Bounding box annotations =>
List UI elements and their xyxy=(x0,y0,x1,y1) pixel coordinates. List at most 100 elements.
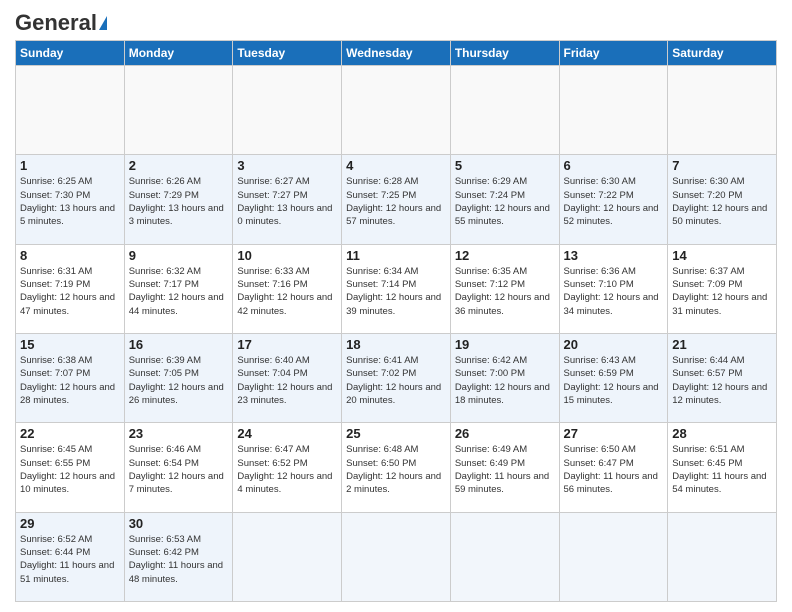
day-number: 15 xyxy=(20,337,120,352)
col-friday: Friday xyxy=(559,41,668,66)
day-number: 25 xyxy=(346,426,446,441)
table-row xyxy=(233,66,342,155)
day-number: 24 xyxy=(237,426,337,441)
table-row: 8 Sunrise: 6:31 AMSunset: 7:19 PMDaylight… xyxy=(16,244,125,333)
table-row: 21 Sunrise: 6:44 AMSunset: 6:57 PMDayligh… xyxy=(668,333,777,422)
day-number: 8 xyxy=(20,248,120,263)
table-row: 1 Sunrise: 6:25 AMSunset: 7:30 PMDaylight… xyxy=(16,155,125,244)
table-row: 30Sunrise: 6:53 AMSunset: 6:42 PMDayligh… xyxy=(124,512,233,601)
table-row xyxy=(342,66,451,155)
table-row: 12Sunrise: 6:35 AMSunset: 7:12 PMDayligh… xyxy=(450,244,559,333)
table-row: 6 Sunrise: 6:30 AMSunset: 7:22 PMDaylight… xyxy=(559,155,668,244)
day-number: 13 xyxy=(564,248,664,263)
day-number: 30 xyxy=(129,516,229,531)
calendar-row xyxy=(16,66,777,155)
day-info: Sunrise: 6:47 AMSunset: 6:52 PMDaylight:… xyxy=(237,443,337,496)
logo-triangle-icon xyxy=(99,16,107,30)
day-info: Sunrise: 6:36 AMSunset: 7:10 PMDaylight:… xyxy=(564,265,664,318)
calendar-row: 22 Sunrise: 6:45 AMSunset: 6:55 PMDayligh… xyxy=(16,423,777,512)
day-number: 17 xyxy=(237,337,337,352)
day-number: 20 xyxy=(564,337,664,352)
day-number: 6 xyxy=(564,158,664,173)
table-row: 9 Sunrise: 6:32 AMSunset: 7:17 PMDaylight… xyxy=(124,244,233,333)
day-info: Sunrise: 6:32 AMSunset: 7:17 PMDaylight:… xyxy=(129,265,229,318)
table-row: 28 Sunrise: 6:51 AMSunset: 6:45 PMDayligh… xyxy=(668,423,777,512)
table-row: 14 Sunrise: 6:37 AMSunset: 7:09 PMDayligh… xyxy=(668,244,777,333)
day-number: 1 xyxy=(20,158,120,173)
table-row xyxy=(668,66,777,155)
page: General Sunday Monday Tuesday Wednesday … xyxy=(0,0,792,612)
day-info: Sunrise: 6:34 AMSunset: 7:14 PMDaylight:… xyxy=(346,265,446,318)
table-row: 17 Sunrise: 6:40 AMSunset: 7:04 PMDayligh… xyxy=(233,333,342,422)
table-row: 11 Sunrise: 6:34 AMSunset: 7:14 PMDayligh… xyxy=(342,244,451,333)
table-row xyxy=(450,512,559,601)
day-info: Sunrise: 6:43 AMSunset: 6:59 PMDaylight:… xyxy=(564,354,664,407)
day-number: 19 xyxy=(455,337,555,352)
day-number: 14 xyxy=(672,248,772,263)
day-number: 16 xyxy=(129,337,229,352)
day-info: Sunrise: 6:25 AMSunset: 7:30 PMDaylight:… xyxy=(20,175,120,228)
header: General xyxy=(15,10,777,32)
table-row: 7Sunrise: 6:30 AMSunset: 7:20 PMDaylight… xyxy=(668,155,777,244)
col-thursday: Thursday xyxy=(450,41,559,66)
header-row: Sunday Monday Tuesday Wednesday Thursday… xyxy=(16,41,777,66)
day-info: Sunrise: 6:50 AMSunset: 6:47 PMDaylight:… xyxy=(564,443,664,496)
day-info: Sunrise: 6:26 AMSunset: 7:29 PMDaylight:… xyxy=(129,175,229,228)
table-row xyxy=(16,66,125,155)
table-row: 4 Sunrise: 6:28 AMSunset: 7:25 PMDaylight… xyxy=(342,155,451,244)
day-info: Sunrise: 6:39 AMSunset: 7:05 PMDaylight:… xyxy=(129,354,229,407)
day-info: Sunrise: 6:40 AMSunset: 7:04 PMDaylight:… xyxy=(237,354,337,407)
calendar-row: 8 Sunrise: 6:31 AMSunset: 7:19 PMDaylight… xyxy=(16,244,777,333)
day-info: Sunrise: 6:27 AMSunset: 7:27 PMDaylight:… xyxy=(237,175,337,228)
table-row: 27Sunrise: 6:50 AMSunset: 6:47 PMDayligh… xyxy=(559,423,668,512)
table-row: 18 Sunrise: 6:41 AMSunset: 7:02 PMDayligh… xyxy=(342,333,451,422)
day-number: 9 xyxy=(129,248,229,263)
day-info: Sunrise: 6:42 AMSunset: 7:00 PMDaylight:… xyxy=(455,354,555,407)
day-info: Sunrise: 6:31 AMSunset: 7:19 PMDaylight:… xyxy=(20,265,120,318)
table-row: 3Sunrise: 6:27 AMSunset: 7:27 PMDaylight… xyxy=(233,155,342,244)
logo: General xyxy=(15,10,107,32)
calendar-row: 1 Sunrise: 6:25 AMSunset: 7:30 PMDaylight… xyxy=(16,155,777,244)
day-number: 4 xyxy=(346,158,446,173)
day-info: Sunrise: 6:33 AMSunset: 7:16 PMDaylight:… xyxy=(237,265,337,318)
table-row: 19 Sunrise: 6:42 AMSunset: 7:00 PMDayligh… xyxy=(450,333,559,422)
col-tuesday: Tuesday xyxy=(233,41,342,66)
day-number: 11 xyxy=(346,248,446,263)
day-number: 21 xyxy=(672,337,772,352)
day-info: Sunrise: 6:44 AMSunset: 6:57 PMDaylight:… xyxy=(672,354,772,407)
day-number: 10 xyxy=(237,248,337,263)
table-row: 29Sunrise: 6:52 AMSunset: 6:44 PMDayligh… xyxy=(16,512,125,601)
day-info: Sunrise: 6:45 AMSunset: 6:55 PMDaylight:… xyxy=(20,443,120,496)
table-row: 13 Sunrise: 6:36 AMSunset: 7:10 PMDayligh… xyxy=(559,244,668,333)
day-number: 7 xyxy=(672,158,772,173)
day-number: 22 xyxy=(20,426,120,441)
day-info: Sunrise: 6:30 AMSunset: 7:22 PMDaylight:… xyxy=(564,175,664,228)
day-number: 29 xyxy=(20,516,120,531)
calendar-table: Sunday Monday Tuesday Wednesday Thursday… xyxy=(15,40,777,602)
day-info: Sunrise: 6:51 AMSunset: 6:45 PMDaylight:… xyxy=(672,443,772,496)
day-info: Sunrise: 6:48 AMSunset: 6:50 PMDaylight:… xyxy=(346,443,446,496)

Work instructions => Render each line of the entries above as a Markdown table with the columns No. and Text, giving every row a number and skipping blank lines. Leave the pictures out.

Written answer =>
| No. | Text |
|---|---|
| 1 | List UI elements and their xyxy=(x0,y0,x1,y1) pixel coordinates. List at most 100 elements. |
| 2 | day-number: 15 xyxy=(20,337,120,352) |
| 3 | col-friday: Friday xyxy=(559,41,668,66) |
| 4 | day-number: 25 xyxy=(346,426,446,441) |
| 5 | table-row xyxy=(233,66,342,155) |
| 6 | day-number: 24 xyxy=(237,426,337,441) |
| 7 | table-row: 8 Sunrise: 6:31 AMSunset: 7:19 PMDaylight… xyxy=(16,244,125,333) |
| 8 | table-row: 21 Sunrise: 6:44 AMSunset: 6:57 PMDayligh… xyxy=(668,333,777,422) |
| 9 | day-number: 8 xyxy=(20,248,120,263) |
| 10 | table-row: 1 Sunrise: 6:25 AMSunset: 7:30 PMDaylight… xyxy=(16,155,125,244) |
| 11 | table-row: 30Sunrise: 6:53 AMSunset: 6:42 PMDayligh… xyxy=(124,512,233,601) |
| 12 | table-row xyxy=(342,66,451,155) |
| 13 | table-row: 12Sunrise: 6:35 AMSunset: 7:12 PMDayligh… xyxy=(450,244,559,333) |
| 14 | table-row: 6 Sunrise: 6:30 AMSunset: 7:22 PMDaylight… xyxy=(559,155,668,244) |
| 15 | day-number: 13 xyxy=(564,248,664,263) |
| 16 | day-number: 30 xyxy=(129,516,229,531) |
| 17 | calendar-row xyxy=(16,66,777,155) |
| 18 | day-info: Sunrise: 6:47 AMSunset: 6:52 PMDaylight:… xyxy=(237,443,337,496) |
| 19 | logo-triangle-icon xyxy=(99,16,107,30) |
| 20 | day-info: Sunrise: 6:36 AMSunset: 7:10 PMDaylight:… xyxy=(564,265,664,318) |
| 21 | calendar-row: 22 Sunrise: 6:45 AMSunset: 6:55 PMDayligh… xyxy=(16,423,777,512) |
| 22 | day-number: 17 xyxy=(237,337,337,352) |
| 23 | day-number: 20 xyxy=(564,337,664,352) |
| 24 | day-number: 6 xyxy=(564,158,664,173) |
| 25 | table-row: 9 Sunrise: 6:32 AMSunset: 7:17 PMDaylight… xyxy=(124,244,233,333) |
| 26 | day-info: Sunrise: 6:32 AMSunset: 7:17 PMDaylight:… xyxy=(129,265,229,318) |
| 27 | table-row: 28 Sunrise: 6:51 AMSunset: 6:45 PMDayligh… xyxy=(668,423,777,512) |
| 28 | table-row: 14 Sunrise: 6:37 AMSunset: 7:09 PMDayligh… xyxy=(668,244,777,333) |
| 29 | day-number: 1 xyxy=(20,158,120,173) |
| 30 | table-row xyxy=(668,66,777,155) |
| 31 | page: General Sunday Monday Tuesday Wednesday … xyxy=(0,0,792,612) |
| 32 | day-info: Sunrise: 6:34 AMSunset: 7:14 PMDaylight:… xyxy=(346,265,446,318) |
| 33 | table-row: 17 Sunrise: 6:40 AMSunset: 7:04 PMDayligh… xyxy=(233,333,342,422) |
| 34 | table-row: 11 Sunrise: 6:34 AMSunset: 7:14 PMDayligh… xyxy=(342,244,451,333) |
| 35 | table-row xyxy=(450,512,559,601) |
| 36 | day-info: Sunrise: 6:43 AMSunset: 6:59 PMDaylight:… xyxy=(564,354,664,407) |
| 37 | day-number: 19 xyxy=(455,337,555,352) |
| 38 | day-number: 14 xyxy=(672,248,772,263) |
| 39 | day-number: 16 xyxy=(129,337,229,352) |
| 40 | day-info: Sunrise: 6:25 AMSunset: 7:30 PMDaylight:… xyxy=(20,175,120,228) |
| 41 | header: General xyxy=(15,10,777,32) |
| 42 | table-row: 7Sunrise: 6:30 AMSunset: 7:20 PMDaylight… xyxy=(668,155,777,244) |
| 43 | col-thursday: Thursday xyxy=(450,41,559,66) |
| 44 | header-row: Sunday Monday Tuesday Wednesday Thursday… xyxy=(16,41,777,66) |
| 45 | day-info: Sunrise: 6:50 AMSunset: 6:47 PMDaylight:… xyxy=(564,443,664,496) |
| 46 | day-info: Sunrise: 6:26 AMSunset: 7:29 PMDaylight:… xyxy=(129,175,229,228) |
| 47 | table-row xyxy=(16,66,125,155) |
| 48 | table-row: 4 Sunrise: 6:28 AMSunset: 7:25 PMDaylight… xyxy=(342,155,451,244) |
| 49 | day-info: Sunrise: 6:39 AMSunset: 7:05 PMDaylight:… xyxy=(129,354,229,407) |
| 50 | day-info: Sunrise: 6:40 AMSunset: 7:04 PMDaylight:… xyxy=(237,354,337,407) |
| 51 | calendar-row: 8 Sunrise: 6:31 AMSunset: 7:19 PMDaylight… xyxy=(16,244,777,333) |
| 52 | day-info: Sunrise: 6:27 AMSunset: 7:27 PMDaylight:… xyxy=(237,175,337,228) |
| 53 | table-row: 27Sunrise: 6:50 AMSunset: 6:47 PMDayligh… xyxy=(559,423,668,512) |
| 54 | table-row: 18 Sunrise: 6:41 AMSunset: 7:02 PMDayligh… xyxy=(342,333,451,422) |
| 55 | day-number: 9 xyxy=(129,248,229,263) |
| 56 | day-info: Sunrise: 6:42 AMSunset: 7:00 PMDaylight:… xyxy=(455,354,555,407) |
| 57 | day-info: Sunrise: 6:31 AMSunset: 7:19 PMDaylight:… xyxy=(20,265,120,318) |
| 58 | table-row: 3Sunrise: 6:27 AMSunset: 7:27 PMDaylight… xyxy=(233,155,342,244) |
| 59 | logo: General xyxy=(15,10,107,32) |
| 60 | calendar-row: 1 Sunrise: 6:25 AMSunset: 7:30 PMDaylight… xyxy=(16,155,777,244) |
| 61 | day-number: 4 xyxy=(346,158,446,173) |
| 62 | day-info: Sunrise: 6:33 AMSunset: 7:16 PMDaylight:… xyxy=(237,265,337,318) |
| 63 | table-row: 19 Sunrise: 6:42 AMSunset: 7:00 PMDayligh… xyxy=(450,333,559,422) |
| 64 | col-tuesday: Tuesday xyxy=(233,41,342,66) |
| 65 | day-number: 11 xyxy=(346,248,446,263) |
| 66 | day-number: 21 xyxy=(672,337,772,352) |
| 67 | day-info: Sunrise: 6:44 AMSunset: 6:57 PMDaylight:… xyxy=(672,354,772,407) |
| 68 | day-number: 10 xyxy=(237,248,337,263) |
| 69 | table-row: 29Sunrise: 6:52 AMSunset: 6:44 PMDayligh… xyxy=(16,512,125,601) |
| 70 | day-info: Sunrise: 6:45 AMSunset: 6:55 PMDaylight:… xyxy=(20,443,120,496) |
| 71 | table-row: 13 Sunrise: 6:36 AMSunset: 7:10 PMDayligh… xyxy=(559,244,668,333) |
| 72 | day-number: 7 xyxy=(672,158,772,173) |
| 73 | day-number: 22 xyxy=(20,426,120,441) |
| 74 | day-info: Sunrise: 6:30 AMSunset: 7:22 PMDaylight:… xyxy=(564,175,664,228) |
| 75 | day-number: 29 xyxy=(20,516,120,531) |
| 76 | calendar-table: Sunday Monday Tuesday Wednesday Thursday… xyxy=(15,40,777,602) |
| 77 | day-info: Sunrise: 6:51 AMSunset: 6:45 PMDaylight:… xyxy=(672,443,772,496) |
| 78 | day-info: Sunrise: 6:48 AMSunset: 6:50 PMDaylight:… xyxy=(346,443,446,496) |